TASK BRIEF: Quote the full listing word for word.

RECORDED DATA:
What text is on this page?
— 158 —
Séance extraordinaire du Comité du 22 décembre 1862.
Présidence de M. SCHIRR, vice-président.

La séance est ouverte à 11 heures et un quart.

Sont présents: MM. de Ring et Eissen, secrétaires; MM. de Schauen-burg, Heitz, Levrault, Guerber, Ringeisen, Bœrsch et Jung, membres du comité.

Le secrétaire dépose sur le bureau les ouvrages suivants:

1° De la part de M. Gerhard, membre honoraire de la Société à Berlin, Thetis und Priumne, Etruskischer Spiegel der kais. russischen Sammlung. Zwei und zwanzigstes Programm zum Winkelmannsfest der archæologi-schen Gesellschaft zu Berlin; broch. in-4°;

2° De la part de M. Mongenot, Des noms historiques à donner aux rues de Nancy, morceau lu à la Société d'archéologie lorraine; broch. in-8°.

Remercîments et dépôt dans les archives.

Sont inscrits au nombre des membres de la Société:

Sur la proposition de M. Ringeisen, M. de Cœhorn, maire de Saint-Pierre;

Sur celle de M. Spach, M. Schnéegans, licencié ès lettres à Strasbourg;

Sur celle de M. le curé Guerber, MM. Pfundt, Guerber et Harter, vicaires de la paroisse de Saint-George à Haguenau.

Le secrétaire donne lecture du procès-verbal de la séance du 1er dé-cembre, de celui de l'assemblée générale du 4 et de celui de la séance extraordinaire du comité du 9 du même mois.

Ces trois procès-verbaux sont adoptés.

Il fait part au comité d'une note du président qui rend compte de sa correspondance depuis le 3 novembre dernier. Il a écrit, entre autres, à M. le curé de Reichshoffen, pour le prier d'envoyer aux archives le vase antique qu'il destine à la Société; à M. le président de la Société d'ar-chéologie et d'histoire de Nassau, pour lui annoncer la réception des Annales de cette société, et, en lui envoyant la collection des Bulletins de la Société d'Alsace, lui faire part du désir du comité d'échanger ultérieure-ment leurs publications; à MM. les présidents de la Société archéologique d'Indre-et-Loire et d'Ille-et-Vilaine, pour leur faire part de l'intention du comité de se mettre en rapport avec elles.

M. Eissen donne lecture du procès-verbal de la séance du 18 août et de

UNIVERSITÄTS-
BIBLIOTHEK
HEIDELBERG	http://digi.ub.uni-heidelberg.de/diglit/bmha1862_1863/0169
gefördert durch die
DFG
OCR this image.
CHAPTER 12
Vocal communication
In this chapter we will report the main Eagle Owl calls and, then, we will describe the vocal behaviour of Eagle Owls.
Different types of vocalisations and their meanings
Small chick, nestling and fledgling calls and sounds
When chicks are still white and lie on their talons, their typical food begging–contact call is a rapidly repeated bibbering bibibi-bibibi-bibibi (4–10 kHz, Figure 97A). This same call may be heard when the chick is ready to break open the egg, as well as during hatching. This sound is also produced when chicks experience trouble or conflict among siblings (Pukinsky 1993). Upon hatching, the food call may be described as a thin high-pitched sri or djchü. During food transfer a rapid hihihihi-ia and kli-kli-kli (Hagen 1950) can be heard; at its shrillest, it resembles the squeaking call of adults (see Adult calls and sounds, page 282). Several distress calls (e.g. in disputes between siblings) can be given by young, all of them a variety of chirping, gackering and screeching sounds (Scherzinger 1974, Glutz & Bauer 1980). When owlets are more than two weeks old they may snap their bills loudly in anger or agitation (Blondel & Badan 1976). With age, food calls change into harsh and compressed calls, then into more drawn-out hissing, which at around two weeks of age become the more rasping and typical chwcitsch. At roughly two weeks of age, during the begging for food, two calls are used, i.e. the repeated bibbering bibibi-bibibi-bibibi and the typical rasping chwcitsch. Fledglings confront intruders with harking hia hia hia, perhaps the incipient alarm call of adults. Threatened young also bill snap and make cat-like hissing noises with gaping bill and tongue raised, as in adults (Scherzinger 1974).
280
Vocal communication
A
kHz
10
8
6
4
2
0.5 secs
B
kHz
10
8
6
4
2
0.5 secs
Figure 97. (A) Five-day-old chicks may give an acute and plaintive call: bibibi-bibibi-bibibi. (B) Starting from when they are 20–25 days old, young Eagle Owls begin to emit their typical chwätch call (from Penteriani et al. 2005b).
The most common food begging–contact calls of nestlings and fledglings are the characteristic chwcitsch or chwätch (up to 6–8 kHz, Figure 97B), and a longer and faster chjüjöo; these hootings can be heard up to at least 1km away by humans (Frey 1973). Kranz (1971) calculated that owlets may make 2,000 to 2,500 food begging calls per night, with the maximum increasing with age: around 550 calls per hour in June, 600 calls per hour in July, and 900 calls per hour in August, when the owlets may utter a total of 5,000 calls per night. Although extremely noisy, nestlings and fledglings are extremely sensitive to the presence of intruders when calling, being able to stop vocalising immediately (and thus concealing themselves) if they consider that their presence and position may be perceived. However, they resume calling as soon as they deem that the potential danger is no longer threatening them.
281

CORRECT OUTPUT:
What text is on this page?
— 158 —
Séance extraordinaire du Comité du 22 décembre 1862.
Présidence de M. SCHIRR, vice-président.

La séance est ouverte à 11 heures et un quart.

Sont présents: MM. de Ring et Eissen, secrétaires; MM. de Schauen-burg, Heitz, Levrault, Guerber, Ringeisen, Bœrsch et Jung, membres du comité.

Le secrétaire dépose sur le bureau les ouvrages suivants:

1° De la part de M. Gerhard, membre honoraire de la Société à Berlin, Thetis und Priumne, Etruskischer Spiegel der kais. russischen Sammlung. Zwei und zwanzigstes Programm zum Winkelmannsfest der archæologi-schen Gesellschaft zu Berlin; broch. in-4°;

2° De la part de M. Mongenot, Des noms historiques à donner aux rues de Nancy, morceau lu à la Société d'archéologie lorraine; broch. in-8°.

Remercîments et dépôt dans les archives.

Sont inscrits au nombre des membres de la Société:

Sur la proposition de M. Ringeisen, M. de Cœhorn, maire de Saint-Pierre;

Sur celle de M. Spach, M. Schnéegans, licencié ès lettres à Strasbourg;

Sur celle de M. le curé Guerber, MM. Pfundt, Guerber et Harter, vicaires de la paroisse de Saint-George à Haguenau.

Le secrétaire donne lecture du procès-verbal de la séance du 1er dé-cembre, de celui de l'assemblée générale du 4 et de celui de la séance extraordinaire du comité du 9 du même mois.

Ces trois procès-verbaux sont adoptés.

Il fait part au comité d'une note du président qui rend compte de sa correspondance depuis le 3 novembre dernier. Il a écrit, entre autres, à M. le curé de Reichshoffen, pour le prier d'envoyer aux archives le vase antique qu'il destine à la Société; à M. le président de la Société d'ar-chéologie et d'histoire de Nassau, pour lui annoncer la réception des Annales de cette société, et, en lui envoyant la collection des Bulletins de la Société d'Alsace, lui faire part du désir du comité d'échanger ultérieure-ment leurs publications; à MM. les présidents de la Société archéologique d'Indre-et-Loire et d'Ille-et-Vilaine, pour leur faire part de l'intention du comité de se mettre en rapport avec elles.

M. Eissen donne lecture du procès-verbal de la séance du 18 août et de

UNIVERSITÄTS-
BIBLIOTHEK
HEIDELBERG	http://digi.ub.uni-heidelberg.de/diglit/bmha1862_1863/0169
gefördert durch die
DFG
OCR this image.
CHAPTER 12
Vocal communication
In this chapter we will report the main Eagle Owl calls and, then, we will describe the vocal behaviour of Eagle Owls.
Different types of vocalisations and their meanings
Small chick, nestling and fledgling calls and sounds
When chicks are still white and lie on their talons, their typical food begging–contact call is a rapidly repeated bibbering bibibi-bibibi-bibibi (4–10 kHz, Figure 97A). This same call may be heard when the chick is ready to break open the egg, as well as during hatching. This sound is also produced when chicks experience trouble or conflict among siblings (Pukinsky 1993). Upon hatching, the food call may be described as a thin high-pitched sri or djchü. During food transfer a rapid hihihihi-ia and kli-kli-kli (Hagen 1950) can be heard; at its shrillest, it resembles the squeaking call of adults (see Adult calls and sounds, page 282). Several distress calls (e.g. in disputes between siblings) can be given by young, all of them a variety of chirping, gackering and screeching sounds (Scherzinger 1974, Glutz & Bauer 1980). When owlets are more than two weeks old they may snap their bills loudly in anger or agitation (Blondel & Badan 1976). With age, food calls change into harsh and compressed calls, then into more drawn-out hissing, which at around two weeks of age become the more rasping and typical chwcitsch. At roughly two weeks of age, during the begging for food, two calls are used, i.e. the repeated bibbering bibibi-bibibi-bibibi and the typical rasping chwcitsch. Fledglings confront intruders with harking hia hia hia, perhaps the incipient alarm call of adults. Threatened young also bill snap and make cat-like hissing noises with gaping bill and tongue raised, as in adults (Scherzinger 1974).
280
Vocal communication
A
kHz
10
8
6
4
2
0.5 secs
B
kHz
10
8
6
4
2
0.5 secs
Figure 97. (A) Five-day-old chicks may give an acute and plaintive call: bibibi-bibibi-bibibi. (B) Starting from when they are 20–25 days old, young Eagle Owls begin to emit their typical chwätch call (from Penteriani et al. 2005b).
The most common food begging–contact calls of nestlings and fledglings are the characteristic chwcitsch or chwätch (up to 6–8 kHz, Figure 97B), and a longer and faster chjüjöo; these hootings can be heard up to at least 1km away by humans (Frey 1973). Kranz (1971) calculated that owlets may make 2,000 to 2,500 food begging calls per night, with the maximum increasing with age: around 550 calls per hour in June, 600 calls per hour in July, and 900 calls per hour in August, when the owlets may utter a total of 5,000 calls per night. Although extremely noisy, nestlings and fledglings are extremely sensitive to the presence of intruders when calling, being able to stop vocalising immediately (and thus concealing themselves) if they consider that their presence and position may be perceived. However, they resume calling as soon as they deem that the potential danger is no longer threatening them.
281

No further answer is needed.